Your goal:
Copy the data below exactly.

[START]

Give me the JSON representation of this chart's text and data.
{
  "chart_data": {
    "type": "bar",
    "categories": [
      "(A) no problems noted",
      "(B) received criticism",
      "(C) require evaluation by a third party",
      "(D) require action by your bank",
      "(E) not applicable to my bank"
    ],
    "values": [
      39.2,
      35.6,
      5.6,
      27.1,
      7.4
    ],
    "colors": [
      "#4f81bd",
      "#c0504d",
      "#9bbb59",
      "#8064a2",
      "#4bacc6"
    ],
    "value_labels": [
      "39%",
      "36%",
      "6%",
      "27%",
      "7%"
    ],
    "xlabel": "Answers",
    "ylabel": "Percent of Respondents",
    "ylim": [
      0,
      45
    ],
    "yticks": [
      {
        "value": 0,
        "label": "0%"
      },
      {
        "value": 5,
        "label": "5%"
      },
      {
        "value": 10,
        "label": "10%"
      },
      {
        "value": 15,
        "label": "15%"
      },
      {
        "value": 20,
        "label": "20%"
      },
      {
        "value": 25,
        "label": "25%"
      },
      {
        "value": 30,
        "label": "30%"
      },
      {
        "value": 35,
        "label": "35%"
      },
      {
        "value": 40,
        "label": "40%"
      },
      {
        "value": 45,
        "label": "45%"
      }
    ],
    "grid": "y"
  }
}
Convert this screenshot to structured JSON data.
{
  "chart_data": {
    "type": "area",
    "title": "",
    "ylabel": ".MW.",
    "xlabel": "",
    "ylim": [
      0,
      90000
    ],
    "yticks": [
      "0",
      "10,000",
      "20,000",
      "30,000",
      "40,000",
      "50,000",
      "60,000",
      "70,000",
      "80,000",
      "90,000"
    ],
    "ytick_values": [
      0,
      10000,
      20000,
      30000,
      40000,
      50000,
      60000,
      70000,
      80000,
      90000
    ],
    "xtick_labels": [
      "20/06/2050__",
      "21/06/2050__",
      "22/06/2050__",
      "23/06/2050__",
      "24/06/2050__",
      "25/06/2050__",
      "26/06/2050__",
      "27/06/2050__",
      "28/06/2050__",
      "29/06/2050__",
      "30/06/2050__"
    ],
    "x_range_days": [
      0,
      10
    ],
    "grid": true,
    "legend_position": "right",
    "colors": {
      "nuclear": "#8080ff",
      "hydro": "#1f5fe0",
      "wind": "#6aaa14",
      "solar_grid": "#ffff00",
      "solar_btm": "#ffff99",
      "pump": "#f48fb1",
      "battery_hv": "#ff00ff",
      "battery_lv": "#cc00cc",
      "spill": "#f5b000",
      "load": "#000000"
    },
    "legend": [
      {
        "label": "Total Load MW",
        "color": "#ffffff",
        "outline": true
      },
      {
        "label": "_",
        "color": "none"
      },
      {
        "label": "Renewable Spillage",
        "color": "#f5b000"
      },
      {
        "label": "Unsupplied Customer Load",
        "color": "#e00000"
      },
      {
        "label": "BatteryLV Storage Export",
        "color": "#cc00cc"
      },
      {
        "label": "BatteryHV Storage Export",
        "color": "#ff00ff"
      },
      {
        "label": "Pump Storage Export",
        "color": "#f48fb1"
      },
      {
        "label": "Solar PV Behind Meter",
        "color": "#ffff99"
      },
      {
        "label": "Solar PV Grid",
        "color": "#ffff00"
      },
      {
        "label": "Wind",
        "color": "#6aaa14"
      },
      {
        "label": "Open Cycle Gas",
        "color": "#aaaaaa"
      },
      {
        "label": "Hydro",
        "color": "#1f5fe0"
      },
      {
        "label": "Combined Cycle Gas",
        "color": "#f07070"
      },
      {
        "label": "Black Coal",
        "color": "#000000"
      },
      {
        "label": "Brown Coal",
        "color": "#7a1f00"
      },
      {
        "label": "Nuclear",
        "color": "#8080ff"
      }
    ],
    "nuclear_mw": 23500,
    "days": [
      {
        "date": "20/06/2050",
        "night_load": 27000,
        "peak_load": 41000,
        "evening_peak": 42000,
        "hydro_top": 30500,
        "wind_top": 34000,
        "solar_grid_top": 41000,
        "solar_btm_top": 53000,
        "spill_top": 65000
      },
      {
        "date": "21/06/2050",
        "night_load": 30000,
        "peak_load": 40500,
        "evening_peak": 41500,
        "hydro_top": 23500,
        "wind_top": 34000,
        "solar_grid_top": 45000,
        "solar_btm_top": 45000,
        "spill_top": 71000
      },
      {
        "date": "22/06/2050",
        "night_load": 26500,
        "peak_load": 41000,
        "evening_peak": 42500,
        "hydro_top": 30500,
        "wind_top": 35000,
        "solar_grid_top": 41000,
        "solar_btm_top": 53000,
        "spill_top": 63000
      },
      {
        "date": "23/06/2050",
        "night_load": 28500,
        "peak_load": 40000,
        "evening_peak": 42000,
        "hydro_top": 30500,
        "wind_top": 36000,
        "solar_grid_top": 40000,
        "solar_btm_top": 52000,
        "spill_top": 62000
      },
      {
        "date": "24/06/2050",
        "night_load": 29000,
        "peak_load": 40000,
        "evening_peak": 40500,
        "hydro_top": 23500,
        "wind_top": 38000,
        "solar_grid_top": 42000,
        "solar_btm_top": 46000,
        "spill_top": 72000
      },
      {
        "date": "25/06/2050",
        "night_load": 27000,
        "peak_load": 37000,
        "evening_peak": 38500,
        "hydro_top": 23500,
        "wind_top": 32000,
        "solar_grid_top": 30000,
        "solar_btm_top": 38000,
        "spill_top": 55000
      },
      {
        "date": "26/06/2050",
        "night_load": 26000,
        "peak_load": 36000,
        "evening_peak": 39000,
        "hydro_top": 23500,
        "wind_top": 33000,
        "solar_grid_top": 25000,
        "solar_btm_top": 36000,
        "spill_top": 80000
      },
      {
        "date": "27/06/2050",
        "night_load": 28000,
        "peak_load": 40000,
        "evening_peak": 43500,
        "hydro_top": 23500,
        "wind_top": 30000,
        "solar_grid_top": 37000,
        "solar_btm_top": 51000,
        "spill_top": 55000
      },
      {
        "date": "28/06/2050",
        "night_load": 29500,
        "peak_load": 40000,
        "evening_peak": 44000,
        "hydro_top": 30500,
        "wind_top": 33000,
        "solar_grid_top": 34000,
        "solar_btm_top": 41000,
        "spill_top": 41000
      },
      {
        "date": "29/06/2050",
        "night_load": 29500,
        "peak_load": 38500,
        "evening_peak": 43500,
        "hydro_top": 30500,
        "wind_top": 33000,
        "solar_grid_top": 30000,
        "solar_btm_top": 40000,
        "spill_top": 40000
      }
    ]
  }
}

[END]

Correct response:
Give me the JSON representation of this chart's text and data.
{
  "chart_data": {
    "type": "bar",
    "categories": [
      "(A) no problems noted",
      "(B) received criticism",
      "(C) require evaluation by a third party",
      "(D) require action by your bank",
      "(E) not applicable to my bank"
    ],
    "values": [
      39.2,
      35.6,
      5.6,
      27.1,
      7.4
    ],
    "colors": [
      "#4f81bd",
      "#c0504d",
      "#9bbb59",
      "#8064a2",
      "#4bacc6"
    ],
    "value_labels": [
      "39%",
      "36%",
      "6%",
      "27%",
      "7%"
    ],
    "xlabel": "Answers",
    "ylabel": "Percent of Respondents",
    "ylim": [
      0,
      45
    ],
    "yticks": [
      {
        "value": 0,
        "label": "0%"
      },
      {
        "value": 5,
        "label": "5%"
      },
      {
        "value": 10,
        "label": "10%"
      },
      {
        "value": 15,
        "label": "15%"
      },
      {
        "value": 20,
        "label": "20%"
      },
      {
        "value": 25,
        "label": "25%"
      },
      {
        "value": 30,
        "label": "30%"
      },
      {
        "value": 35,
        "label": "35%"
      },
      {
        "value": 40,
        "label": "40%"
      },
      {
        "value": 45,
        "label": "45%"
      }
    ],
    "grid": "y"
  }
}
Convert this screenshot to structured JSON data.
{
  "chart_data": {
    "type": "area",
    "title": "",
    "ylabel": ".MW.",
    "xlabel": "",
    "ylim": [
      0,
      90000
    ],
    "yticks": [
      "0",
      "10,000",
      "20,000",
      "30,000",
      "40,000",
      "50,000",
      "60,000",
      "70,000",
      "80,000",
      "90,000"
    ],
    "ytick_values": [
      0,
      10000,
      20000,
      30000,
      40000,
      50000,
      60000,
      70000,
      80000,
      90000
    ],
    "xtick_labels": [
      "20/06/2050__",
      "21/06/2050__",
      "22/06/2050__",
      "23/06/2050__",
      "24/06/2050__",
      "25/06/2050__",
      "26/06/2050__",
      "27/06/2050__",
      "28/06/2050__",
      "29/06/2050__",
      "30/06/2050__"
    ],
    "x_range_days": [
      0,
      10
    ],
    "grid": true,
    "legend_position": "right",
    "colors": {
      "nuclear": "#8080ff",
      "hydro": "#1f5fe0",
      "wind": "#6aaa14",
      "solar_grid": "#ffff00",
      "solar_btm": "#ffff99",
      "pump": "#f48fb1",
      "battery_hv": "#ff00ff",
      "battery_lv": "#cc00cc",
      "spill": "#f5b000",
      "load": "#000000"
    },
    "legend": [
      {
        "label": "Total Load MW",
        "color": "#ffffff",
        "outline": true
      },
      {
        "label": "_",
        "color": "none"
      },
      {
        "label": "Renewable Spillage",
        "color": "#f5b000"
      },
      {
        "label": "Unsupplied Customer Load",
        "color": "#e00000"
      },
      {
        "label": "BatteryLV Storage Export",
        "color": "#cc00cc"
      },
      {
        "label": "BatteryHV Storage Export",
        "color": "#ff00ff"
      },
      {
        "label": "Pump Storage Export",
        "color": "#f48fb1"
      },
      {
        "label": "Solar PV Behind Meter",
        "color": "#ffff99"
      },
      {
        "label": "Solar PV Grid",
        "color": "#ffff00"
      },
      {
        "label": "Wind",
        "color": "#6aaa14"
      },
      {
        "label": "Open Cycle Gas",
        "color": "#aaaaaa"
      },
      {
        "label": "Hydro",
        "color": "#1f5fe0"
      },
      {
        "label": "Combined Cycle Gas",
        "color": "#f07070"
      },
      {
        "label": "Black Coal",
        "color": "#000000"
      },
      {
        "label": "Brown Coal",
        "color": "#7a1f00"
      },
      {
        "label": "Nuclear",
        "color": "#8080ff"
      }
    ],
    "nuclear_mw": 23500,
    "days": [
      {
        "date": "20/06/2050",
        "night_load": 27000,
        "peak_load": 41000,
        "evening_peak": 42000,
        "hydro_top": 30500,
        "wind_top": 34000,
        "solar_grid_top": 41000,
        "solar_btm_top": 53000,
        "spill_top": 65000
      },
      {
        "date": "21/06/2050",
        "night_load": 30000,
        "peak_load": 40500,
        "evening_peak": 41500,
        "hydro_top": 23500,
        "wind_top": 34000,
        "solar_grid_top": 45000,
        "solar_btm_top": 45000,
        "spill_top": 71000
      },
      {
        "date": "22/06/2050",
        "night_load": 26500,
        "peak_load": 41000,
        "evening_peak": 42500,
        "hydro_top": 30500,
        "wind_top": 35000,
        "solar_grid_top": 41000,
        "solar_btm_top": 53000,
        "spill_top": 63000
      },
      {
        "date": "23/06/2050",
        "night_load": 28500,
        "peak_load": 40000,
        "evening_peak": 42000,
        "hydro_top": 30500,
        "wind_top": 36000,
        "solar_grid_top": 40000,
        "solar_btm_top": 52000,
        "spill_top": 62000
      },
      {
        "date": "24/06/2050",
        "night_load": 29000,
        "peak_load": 40000,
        "evening_peak": 40500,
        "hydro_top": 23500,
        "wind_top": 38000,
        "solar_grid_top": 42000,
        "solar_btm_top": 46000,
        "spill_top": 72000
      },
      {
        "date": "25/06/2050",
        "night_load": 27000,
        "peak_load": 37000,
        "evening_peak": 38500,
        "hydro_top": 23500,
        "wind_top": 32000,
        "solar_grid_top": 30000,
        "solar_btm_top": 38000,
        "spill_top": 55000
      },
      {
        "date": "26/06/2050",
        "night_load": 26000,
        "peak_load": 36000,
        "evening_peak": 39000,
        "hydro_top": 23500,
        "wind_top": 33000,
        "solar_grid_top": 25000,
        "solar_btm_top": 36000,
        "spill_top": 80000
      },
      {
        "date": "27/06/2050",
        "night_load": 28000,
        "peak_load": 40000,
        "evening_peak": 43500,
        "hydro_top": 23500,
        "wind_top": 30000,
        "solar_grid_top": 37000,
        "solar_btm_top": 51000,
        "spill_top": 55000
      },
      {
        "date": "28/06/2050",
        "night_load": 29500,
        "peak_load": 40000,
        "evening_peak": 44000,
        "hydro_top": 30500,
        "wind_top": 33000,
        "solar_grid_top": 34000,
        "solar_btm_top": 41000,
        "spill_top": 41000
      },
      {
        "date": "29/06/2050",
        "night_load": 29500,
        "peak_load": 38500,
        "evening_peak": 43500,
        "hydro_top": 30500,
        "wind_top": 33000,
        "solar_grid_top": 30000,
        "solar_btm_top": 40000,
        "spill_top": 40000
      }
    ]
  }
}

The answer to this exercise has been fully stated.